→ **PROBLEM STATEMENT**
Omit the pictures and return every entry exactly as written.

[START OF TASK DATA]

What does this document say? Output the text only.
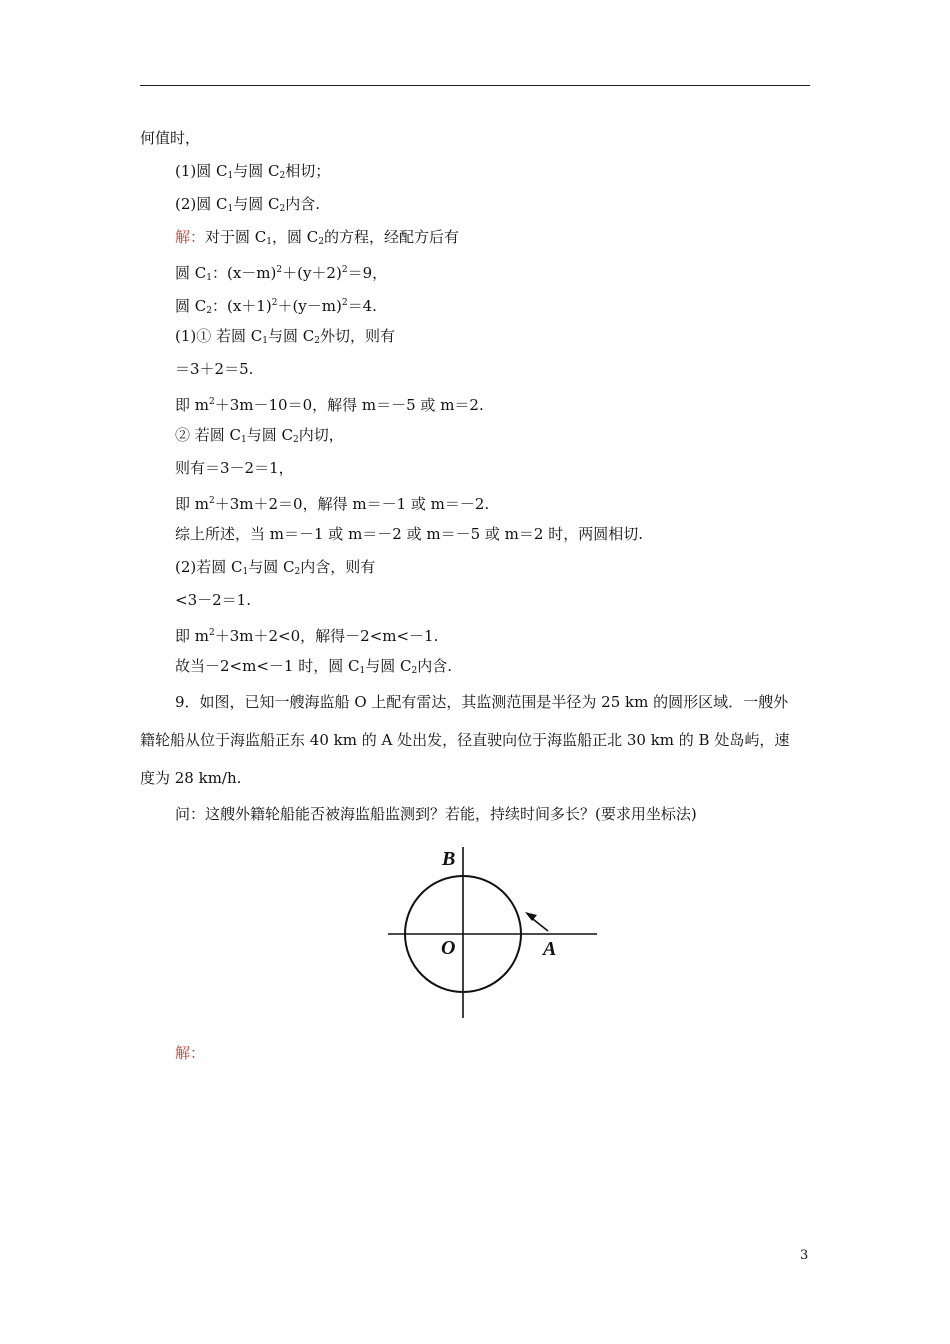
何值时，
(1)圆 $C_1$与圆 $C_2$相切；
(2)圆 $C_1$与圆 $C_2$内含.
解：对于圆 $C_1$，圆 $C_2$的方程，经配方后有
圆 $C_1$：$(x-m)^2+(y+2)^2=9$，
圆 $C_2$：$(x+1)^2+(y-m)^2=4$.
(1)① 若圆 $C_1$与圆 $C_2$外切，则有
＝3＋2＝5.
即 $m^2+3m-10=0$，解得 m＝－5 或 m＝2.
② 若圆 $C_1$与圆 $C_2$内切，
则有＝3－2＝1，
即 $m^2+3m+2=0$，解得 m＝－1 或 m＝－2.
综上所述，当 m＝－1 或 m＝－2 或 m＝－5 或 m＝2 时，两圆相切.
(2)若圆 $C_1$与圆 $C_2$内含，则有
<3－2＝1.
即 $m^2+3m+2<0$，解得－2<m<－1.
故当－2<m<－1 时，圆 $C_1$与圆 $C_2$内含.
9．如图，已知一艘海监船 O 上配有雷达，其监测范围是半径为 25 km 的圆形区域．一艘外
籍轮船从位于海监船正东 40 km 的 A 处出发，径直驶向位于海监船正北 30 km 的 B 处岛屿，速
度为 28 km/h.
问：这艘外籍轮船能否被海监船监测到？若能，持续时间多长？(要求用坐标法)
B
O	A
解：
3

[END OF TASK DATA]

→ **EXPECTED OUTPUT**
What does this document say? Output the text only.
何值时，
(1)圆 $C_1$与圆 $C_2$相切；
(2)圆 $C_1$与圆 $C_2$内含.
解：对于圆 $C_1$，圆 $C_2$的方程，经配方后有
圆 $C_1$：$(x-m)^2+(y+2)^2=9$，
圆 $C_2$：$(x+1)^2+(y-m)^2=4$.
(1)① 若圆 $C_1$与圆 $C_2$外切，则有
＝3＋2＝5.
即 $m^2+3m-10=0$，解得 m＝－5 或 m＝2.
② 若圆 $C_1$与圆 $C_2$内切，
则有＝3－2＝1，
即 $m^2+3m+2=0$，解得 m＝－1 或 m＝－2.
综上所述，当 m＝－1 或 m＝－2 或 m＝－5 或 m＝2 时，两圆相切.
(2)若圆 $C_1$与圆 $C_2$内含，则有
<3－2＝1.
即 $m^2+3m+2<0$，解得－2<m<－1.
故当－2<m<－1 时，圆 $C_1$与圆 $C_2$内含.
9．如图，已知一艘海监船 O 上配有雷达，其监测范围是半径为 25 km 的圆形区域．一艘外
籍轮船从位于海监船正东 40 km 的 A 处出发，径直驶向位于海监船正北 30 km 的 B 处岛屿，速
度为 28 km/h.
问：这艘外籍轮船能否被海监船监测到？若能，持续时间多长？(要求用坐标法)
B
O	A
解：
3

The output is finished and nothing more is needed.